Dataset entries:
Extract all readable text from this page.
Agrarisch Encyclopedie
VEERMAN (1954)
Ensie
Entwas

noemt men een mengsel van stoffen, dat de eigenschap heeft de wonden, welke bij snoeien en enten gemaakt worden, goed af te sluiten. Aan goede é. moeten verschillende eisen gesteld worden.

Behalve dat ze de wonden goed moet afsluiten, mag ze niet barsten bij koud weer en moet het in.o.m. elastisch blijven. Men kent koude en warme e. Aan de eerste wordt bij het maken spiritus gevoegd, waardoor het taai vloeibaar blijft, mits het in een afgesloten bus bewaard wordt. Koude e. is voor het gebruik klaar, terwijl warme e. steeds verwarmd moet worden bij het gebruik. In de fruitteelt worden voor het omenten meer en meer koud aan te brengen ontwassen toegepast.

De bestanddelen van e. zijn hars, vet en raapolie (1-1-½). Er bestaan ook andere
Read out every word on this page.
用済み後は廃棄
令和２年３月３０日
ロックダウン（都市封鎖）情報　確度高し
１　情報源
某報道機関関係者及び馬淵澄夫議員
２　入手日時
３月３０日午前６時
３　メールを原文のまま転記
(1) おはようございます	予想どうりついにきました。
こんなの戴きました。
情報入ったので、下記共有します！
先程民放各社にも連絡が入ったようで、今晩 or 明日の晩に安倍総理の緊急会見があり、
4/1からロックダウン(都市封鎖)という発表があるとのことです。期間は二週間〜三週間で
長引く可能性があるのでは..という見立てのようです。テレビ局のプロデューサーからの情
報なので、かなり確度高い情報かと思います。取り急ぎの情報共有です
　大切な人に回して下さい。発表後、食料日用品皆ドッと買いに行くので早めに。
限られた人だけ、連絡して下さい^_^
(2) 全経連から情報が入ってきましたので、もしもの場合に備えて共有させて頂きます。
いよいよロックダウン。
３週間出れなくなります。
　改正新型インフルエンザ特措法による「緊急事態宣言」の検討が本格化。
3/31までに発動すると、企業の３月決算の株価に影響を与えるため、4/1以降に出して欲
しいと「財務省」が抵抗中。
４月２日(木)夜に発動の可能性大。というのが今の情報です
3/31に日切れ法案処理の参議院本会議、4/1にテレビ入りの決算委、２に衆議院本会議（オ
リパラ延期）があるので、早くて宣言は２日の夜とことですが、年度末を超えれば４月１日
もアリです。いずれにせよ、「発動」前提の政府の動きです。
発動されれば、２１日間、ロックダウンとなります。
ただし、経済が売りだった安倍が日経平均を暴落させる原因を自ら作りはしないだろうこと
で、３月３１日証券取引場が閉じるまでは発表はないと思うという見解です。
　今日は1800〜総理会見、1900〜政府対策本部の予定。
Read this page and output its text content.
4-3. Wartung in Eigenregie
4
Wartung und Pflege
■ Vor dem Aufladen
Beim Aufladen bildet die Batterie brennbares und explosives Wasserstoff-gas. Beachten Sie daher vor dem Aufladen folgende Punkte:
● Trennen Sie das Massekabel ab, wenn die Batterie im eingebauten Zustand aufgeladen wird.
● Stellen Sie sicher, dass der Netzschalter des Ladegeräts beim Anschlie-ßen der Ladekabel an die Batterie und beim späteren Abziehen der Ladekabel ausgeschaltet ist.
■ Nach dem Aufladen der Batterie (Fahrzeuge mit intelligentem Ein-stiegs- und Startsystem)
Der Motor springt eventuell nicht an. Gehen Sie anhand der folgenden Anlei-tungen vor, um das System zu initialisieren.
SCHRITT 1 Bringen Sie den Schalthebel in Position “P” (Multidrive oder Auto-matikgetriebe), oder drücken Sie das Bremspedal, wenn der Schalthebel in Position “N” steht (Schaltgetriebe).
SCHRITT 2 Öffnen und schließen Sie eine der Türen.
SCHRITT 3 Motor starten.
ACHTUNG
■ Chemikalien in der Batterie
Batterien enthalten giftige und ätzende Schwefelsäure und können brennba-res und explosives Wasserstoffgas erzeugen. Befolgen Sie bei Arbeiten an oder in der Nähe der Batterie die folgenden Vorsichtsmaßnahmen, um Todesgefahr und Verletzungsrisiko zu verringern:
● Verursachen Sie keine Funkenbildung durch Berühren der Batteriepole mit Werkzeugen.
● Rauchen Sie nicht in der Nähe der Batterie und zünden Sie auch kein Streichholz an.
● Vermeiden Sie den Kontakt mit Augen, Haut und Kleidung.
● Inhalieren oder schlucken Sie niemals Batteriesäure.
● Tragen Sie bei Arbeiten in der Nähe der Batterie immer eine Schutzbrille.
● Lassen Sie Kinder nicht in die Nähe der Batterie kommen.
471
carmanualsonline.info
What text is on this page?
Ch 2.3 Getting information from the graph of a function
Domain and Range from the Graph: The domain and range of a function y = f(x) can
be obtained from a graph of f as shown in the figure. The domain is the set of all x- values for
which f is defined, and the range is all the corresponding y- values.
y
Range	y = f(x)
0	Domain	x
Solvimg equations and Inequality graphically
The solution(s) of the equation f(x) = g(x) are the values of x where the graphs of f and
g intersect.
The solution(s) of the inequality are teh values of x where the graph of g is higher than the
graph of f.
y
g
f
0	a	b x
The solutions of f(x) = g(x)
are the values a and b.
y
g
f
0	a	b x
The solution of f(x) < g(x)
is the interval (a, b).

AIM OF THE EXERCISE: Look through the entries and return every line where "page" appears.

ANSWER TO THIS TASK:
Extract all readable text from this page.
Read out every word on this page.
Read this page and output its text content.
What text is on this page?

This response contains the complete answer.